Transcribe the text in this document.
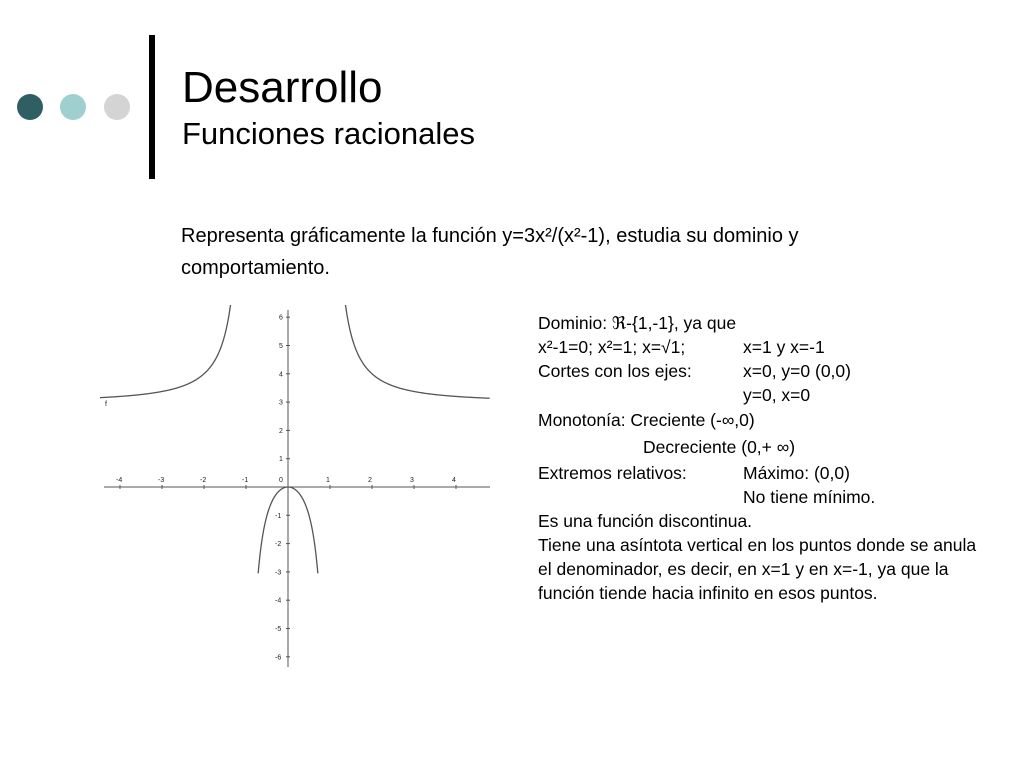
Desarrollo
Funciones racionales
Representa gráficamente la función y=3x²/(x²-1), estudia su dominio y comportamiento.
-4	-3	-2	-1	0	1	2	3	4
6
5
4
3
2
1
-1
-2
-3
-4
-5
-6
f
Dominio: ℜ-{1,-1}, ya que
x²-1=0; x²=1; x=√1;	x=1 y x=-1
Cortes con los ejes:	x=0, y=0 (0,0)
y=0, x=0
Monotonía: Creciente (-∞,0)
Decreciente (0,+ ∞)
Extremos relativos:	Máximo: (0,0)
No tiene mínimo.
Es una función discontinua.
Tiene una asíntota vertical en los puntos donde se anula el denominador, es decir, en x=1 y en x=-1, ya que la función tiende hacia infinito en esos puntos.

=== Exercise brief ===
Skip the images and write out the rest of the listing exactly.

=== Response below ===
Transcribe the text in this document.
Desarrollo
Funciones racionales
Representa gráficamente la función y=3x²/(x²-1), estudia su dominio y comportamiento.
-4	-3	-2	-1	0	1	2	3	4
6
5
4
3
2
1
-1
-2
-3
-4
-5
-6
f
Dominio: ℜ-{1,-1}, ya que
x²-1=0; x²=1; x=√1;	x=1 y x=-1
Cortes con los ejes:	x=0, y=0 (0,0)
y=0, x=0
Monotonía: Creciente (-∞,0)
Decreciente (0,+ ∞)
Extremos relativos:	Máximo: (0,0)
No tiene mínimo.
Es una función discontinua.
Tiene una asíntota vertical en los puntos donde se anula el denominador, es decir, en x=1 y en x=-1, ya que la función tiende hacia infinito en esos puntos.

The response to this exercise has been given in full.